TASK: Would you restate all the data that follows, word for word?

PROVIDED ENTRIES:

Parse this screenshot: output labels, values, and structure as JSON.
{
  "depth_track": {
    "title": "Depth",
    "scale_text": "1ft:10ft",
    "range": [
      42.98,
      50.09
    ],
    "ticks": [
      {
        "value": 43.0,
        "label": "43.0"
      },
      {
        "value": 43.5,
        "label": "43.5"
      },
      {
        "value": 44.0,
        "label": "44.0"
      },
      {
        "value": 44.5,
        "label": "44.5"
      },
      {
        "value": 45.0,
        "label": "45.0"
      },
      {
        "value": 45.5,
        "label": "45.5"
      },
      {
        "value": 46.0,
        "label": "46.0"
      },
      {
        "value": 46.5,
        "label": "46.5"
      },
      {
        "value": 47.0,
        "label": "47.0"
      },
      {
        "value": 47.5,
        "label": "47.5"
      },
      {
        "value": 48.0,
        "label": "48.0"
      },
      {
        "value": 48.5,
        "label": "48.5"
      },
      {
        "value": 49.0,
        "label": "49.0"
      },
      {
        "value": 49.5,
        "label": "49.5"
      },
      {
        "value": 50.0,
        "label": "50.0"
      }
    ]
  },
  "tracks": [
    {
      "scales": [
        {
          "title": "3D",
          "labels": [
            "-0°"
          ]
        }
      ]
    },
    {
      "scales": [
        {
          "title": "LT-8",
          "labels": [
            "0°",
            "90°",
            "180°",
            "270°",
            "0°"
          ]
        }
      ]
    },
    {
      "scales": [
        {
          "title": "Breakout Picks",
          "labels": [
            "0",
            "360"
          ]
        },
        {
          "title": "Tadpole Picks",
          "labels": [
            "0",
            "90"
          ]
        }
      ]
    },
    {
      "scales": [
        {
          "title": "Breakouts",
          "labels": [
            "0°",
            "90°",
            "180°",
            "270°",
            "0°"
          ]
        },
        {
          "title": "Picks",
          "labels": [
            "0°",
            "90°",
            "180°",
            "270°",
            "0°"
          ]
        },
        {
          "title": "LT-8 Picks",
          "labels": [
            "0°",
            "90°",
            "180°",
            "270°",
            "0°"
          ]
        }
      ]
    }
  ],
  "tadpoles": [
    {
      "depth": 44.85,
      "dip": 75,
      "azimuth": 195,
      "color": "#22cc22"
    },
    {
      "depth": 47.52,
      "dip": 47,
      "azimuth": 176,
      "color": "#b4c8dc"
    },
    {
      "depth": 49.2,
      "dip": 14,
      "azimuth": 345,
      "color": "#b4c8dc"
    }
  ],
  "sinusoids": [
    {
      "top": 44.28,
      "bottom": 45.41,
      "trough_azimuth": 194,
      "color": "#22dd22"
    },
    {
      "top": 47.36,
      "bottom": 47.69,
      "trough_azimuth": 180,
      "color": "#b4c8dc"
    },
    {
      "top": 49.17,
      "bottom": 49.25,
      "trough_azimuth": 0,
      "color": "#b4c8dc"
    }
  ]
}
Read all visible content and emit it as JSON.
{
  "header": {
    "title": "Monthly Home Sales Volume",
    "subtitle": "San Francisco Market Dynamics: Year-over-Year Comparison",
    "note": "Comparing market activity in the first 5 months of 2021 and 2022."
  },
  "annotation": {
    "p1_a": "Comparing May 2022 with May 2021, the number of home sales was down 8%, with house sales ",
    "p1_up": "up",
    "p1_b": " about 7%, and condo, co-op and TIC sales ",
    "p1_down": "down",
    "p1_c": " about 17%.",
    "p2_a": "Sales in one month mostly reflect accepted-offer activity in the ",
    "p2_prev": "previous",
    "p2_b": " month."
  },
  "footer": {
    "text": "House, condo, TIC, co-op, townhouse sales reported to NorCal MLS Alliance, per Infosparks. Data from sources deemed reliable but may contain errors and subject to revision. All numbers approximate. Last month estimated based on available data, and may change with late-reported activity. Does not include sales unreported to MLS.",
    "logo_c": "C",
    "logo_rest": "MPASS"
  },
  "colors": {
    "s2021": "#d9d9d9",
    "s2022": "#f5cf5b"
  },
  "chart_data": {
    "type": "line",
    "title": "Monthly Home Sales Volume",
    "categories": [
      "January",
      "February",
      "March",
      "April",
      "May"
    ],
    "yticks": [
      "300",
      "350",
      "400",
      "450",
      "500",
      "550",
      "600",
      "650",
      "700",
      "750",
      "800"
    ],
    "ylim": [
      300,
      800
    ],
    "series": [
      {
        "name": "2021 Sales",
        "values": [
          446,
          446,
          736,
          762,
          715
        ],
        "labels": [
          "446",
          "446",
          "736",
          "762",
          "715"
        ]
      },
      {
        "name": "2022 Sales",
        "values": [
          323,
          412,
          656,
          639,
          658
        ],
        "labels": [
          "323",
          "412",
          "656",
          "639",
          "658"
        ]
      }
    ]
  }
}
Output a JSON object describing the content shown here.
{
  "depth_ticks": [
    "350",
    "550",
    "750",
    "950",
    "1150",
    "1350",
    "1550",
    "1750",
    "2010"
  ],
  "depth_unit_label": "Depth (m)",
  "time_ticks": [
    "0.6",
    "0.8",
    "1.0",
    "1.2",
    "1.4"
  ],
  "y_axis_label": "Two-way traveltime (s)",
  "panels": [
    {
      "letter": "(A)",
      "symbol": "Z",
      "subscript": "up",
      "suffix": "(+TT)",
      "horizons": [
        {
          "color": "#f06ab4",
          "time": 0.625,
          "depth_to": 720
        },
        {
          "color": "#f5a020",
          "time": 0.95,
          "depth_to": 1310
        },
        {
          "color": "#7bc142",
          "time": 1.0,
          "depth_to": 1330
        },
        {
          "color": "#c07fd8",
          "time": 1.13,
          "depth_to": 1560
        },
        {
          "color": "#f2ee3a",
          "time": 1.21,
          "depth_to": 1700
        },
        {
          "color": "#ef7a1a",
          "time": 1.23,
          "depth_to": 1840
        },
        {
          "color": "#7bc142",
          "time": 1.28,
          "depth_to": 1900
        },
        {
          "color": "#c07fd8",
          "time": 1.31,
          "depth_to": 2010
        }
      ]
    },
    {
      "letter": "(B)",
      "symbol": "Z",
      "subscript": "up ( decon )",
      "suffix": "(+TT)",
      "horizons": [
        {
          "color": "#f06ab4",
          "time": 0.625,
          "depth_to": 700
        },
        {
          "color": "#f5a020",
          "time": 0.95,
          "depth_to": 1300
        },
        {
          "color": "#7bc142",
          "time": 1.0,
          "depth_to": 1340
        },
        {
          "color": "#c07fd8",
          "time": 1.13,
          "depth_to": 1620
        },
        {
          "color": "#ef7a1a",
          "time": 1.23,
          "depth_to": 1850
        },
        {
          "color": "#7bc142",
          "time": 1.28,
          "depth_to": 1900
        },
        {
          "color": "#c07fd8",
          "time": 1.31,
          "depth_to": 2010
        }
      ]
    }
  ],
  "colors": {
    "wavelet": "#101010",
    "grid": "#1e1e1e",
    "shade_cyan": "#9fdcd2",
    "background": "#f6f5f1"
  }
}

WRITTEN SOLUTION:
Parse this screenshot: output labels, values, and structure as JSON.
{
  "depth_track": {
    "title": "Depth",
    "scale_text": "1ft:10ft",
    "range": [
      42.98,
      50.09
    ],
    "ticks": [
      {
        "value": 43.0,
        "label": "43.0"
      },
      {
        "value": 43.5,
        "label": "43.5"
      },
      {
        "value": 44.0,
        "label": "44.0"
      },
      {
        "value": 44.5,
        "label": "44.5"
      },
      {
        "value": 45.0,
        "label": "45.0"
      },
      {
        "value": 45.5,
        "label": "45.5"
      },
      {
        "value": 46.0,
        "label": "46.0"
      },
      {
        "value": 46.5,
        "label": "46.5"
      },
      {
        "value": 47.0,
        "label": "47.0"
      },
      {
        "value": 47.5,
        "label": "47.5"
      },
      {
        "value": 48.0,
        "label": "48.0"
      },
      {
        "value": 48.5,
        "label": "48.5"
      },
      {
        "value": 49.0,
        "label": "49.0"
      },
      {
        "value": 49.5,
        "label": "49.5"
      },
      {
        "value": 50.0,
        "label": "50.0"
      }
    ]
  },
  "tracks": [
    {
      "scales": [
        {
          "title": "3D",
          "labels": [
            "-0°"
          ]
        }
      ]
    },
    {
      "scales": [
        {
          "title": "LT-8",
          "labels": [
            "0°",
            "90°",
            "180°",
            "270°",
            "0°"
          ]
        }
      ]
    },
    {
      "scales": [
        {
          "title": "Breakout Picks",
          "labels": [
            "0",
            "360"
          ]
        },
        {
          "title": "Tadpole Picks",
          "labels": [
            "0",
            "90"
          ]
        }
      ]
    },
    {
      "scales": [
        {
          "title": "Breakouts",
          "labels": [
            "0°",
            "90°",
            "180°",
            "270°",
            "0°"
          ]
        },
        {
          "title": "Picks",
          "labels": [
            "0°",
            "90°",
            "180°",
            "270°",
            "0°"
          ]
        },
        {
          "title": "LT-8 Picks",
          "labels": [
            "0°",
            "90°",
            "180°",
            "270°",
            "0°"
          ]
        }
      ]
    }
  ],
  "tadpoles": [
    {
      "depth": 44.85,
      "dip": 75,
      "azimuth": 195,
      "color": "#22cc22"
    },
    {
      "depth": 47.52,
      "dip": 47,
      "azimuth": 176,
      "color": "#b4c8dc"
    },
    {
      "depth": 49.2,
      "dip": 14,
      "azimuth": 345,
      "color": "#b4c8dc"
    }
  ],
  "sinusoids": [
    {
      "top": 44.28,
      "bottom": 45.41,
      "trough_azimuth": 194,
      "color": "#22dd22"
    },
    {
      "top": 47.36,
      "bottom": 47.69,
      "trough_azimuth": 180,
      "color": "#b4c8dc"
    },
    {
      "top": 49.17,
      "bottom": 49.25,
      "trough_azimuth": 0,
      "color": "#b4c8dc"
    }
  ]
}
Read all visible content and emit it as JSON.
{
  "header": {
    "title": "Monthly Home Sales Volume",
    "subtitle": "San Francisco Market Dynamics: Year-over-Year Comparison",
    "note": "Comparing market activity in the first 5 months of 2021 and 2022."
  },
  "annotation": {
    "p1_a": "Comparing May 2022 with May 2021, the number of home sales was down 8%, with house sales ",
    "p1_up": "up",
    "p1_b": " about 7%, and condo, co-op and TIC sales ",
    "p1_down": "down",
    "p1_c": " about 17%.",
    "p2_a": "Sales in one month mostly reflect accepted-offer activity in the ",
    "p2_prev": "previous",
    "p2_b": " month."
  },
  "footer": {
    "text": "House, condo, TIC, co-op, townhouse sales reported to NorCal MLS Alliance, per Infosparks. Data from sources deemed reliable but may contain errors and subject to revision. All numbers approximate. Last month estimated based on available data, and may change with late-reported activity. Does not include sales unreported to MLS.",
    "logo_c": "C",
    "logo_rest": "MPASS"
  },
  "colors": {
    "s2021": "#d9d9d9",
    "s2022": "#f5cf5b"
  },
  "chart_data": {
    "type": "line",
    "title": "Monthly Home Sales Volume",
    "categories": [
      "January",
      "February",
      "March",
      "April",
      "May"
    ],
    "yticks": [
      "300",
      "350",
      "400",
      "450",
      "500",
      "550",
      "600",
      "650",
      "700",
      "750",
      "800"
    ],
    "ylim": [
      300,
      800
    ],
    "series": [
      {
        "name": "2021 Sales",
        "values": [
          446,
          446,
          736,
          762,
          715
        ],
        "labels": [
          "446",
          "446",
          "736",
          "762",
          "715"
        ]
      },
      {
        "name": "2022 Sales",
        "values": [
          323,
          412,
          656,
          639,
          658
        ],
        "labels": [
          "323",
          "412",
          "656",
          "639",
          "658"
        ]
      }
    ]
  }
}
Output a JSON object describing the content shown here.
{
  "depth_ticks": [
    "350",
    "550",
    "750",
    "950",
    "1150",
    "1350",
    "1550",
    "1750",
    "2010"
  ],
  "depth_unit_label": "Depth (m)",
  "time_ticks": [
    "0.6",
    "0.8",
    "1.0",
    "1.2",
    "1.4"
  ],
  "y_axis_label": "Two-way traveltime (s)",
  "panels": [
    {
      "letter": "(A)",
      "symbol": "Z",
      "subscript": "up",
      "suffix": "(+TT)",
      "horizons": [
        {
          "color": "#f06ab4",
          "time": 0.625,
          "depth_to": 720
        },
        {
          "color": "#f5a020",
          "time": 0.95,
          "depth_to": 1310
        },
        {
          "color": "#7bc142",
          "time": 1.0,
          "depth_to": 1330
        },
        {
          "color": "#c07fd8",
          "time": 1.13,
          "depth_to": 1560
        },
        {
          "color": "#f2ee3a",
          "time": 1.21,
          "depth_to": 1700
        },
        {
          "color": "#ef7a1a",
          "time": 1.23,
          "depth_to": 1840
        },
        {
          "color": "#7bc142",
          "time": 1.28,
          "depth_to": 1900
        },
        {
          "color": "#c07fd8",
          "time": 1.31,
          "depth_to": 2010
        }
      ]
    },
    {
      "letter": "(B)",
      "symbol": "Z",
      "subscript": "up ( decon )",
      "suffix": "(+TT)",
      "horizons": [
        {
          "color": "#f06ab4",
          "time": 0.625,
          "depth_to": 700
        },
        {
          "color": "#f5a020",
          "time": 0.95,
          "depth_to": 1300
        },
        {
          "color": "#7bc142",
          "time": 1.0,
          "depth_to": 1340
        },
        {
          "color": "#c07fd8",
          "time": 1.13,
          "depth_to": 1620
        },
        {
          "color": "#ef7a1a",
          "time": 1.23,
          "depth_to": 1850
        },
        {
          "color": "#7bc142",
          "time": 1.28,
          "depth_to": 1900
        },
        {
          "color": "#c07fd8",
          "time": 1.31,
          "depth_to": 2010
        }
      ]
    }
  ],
  "colors": {
    "wavelet": "#101010",
    "grid": "#1e1e1e",
    "shade_cyan": "#9fdcd2",
    "background": "#f6f5f1"
  }
}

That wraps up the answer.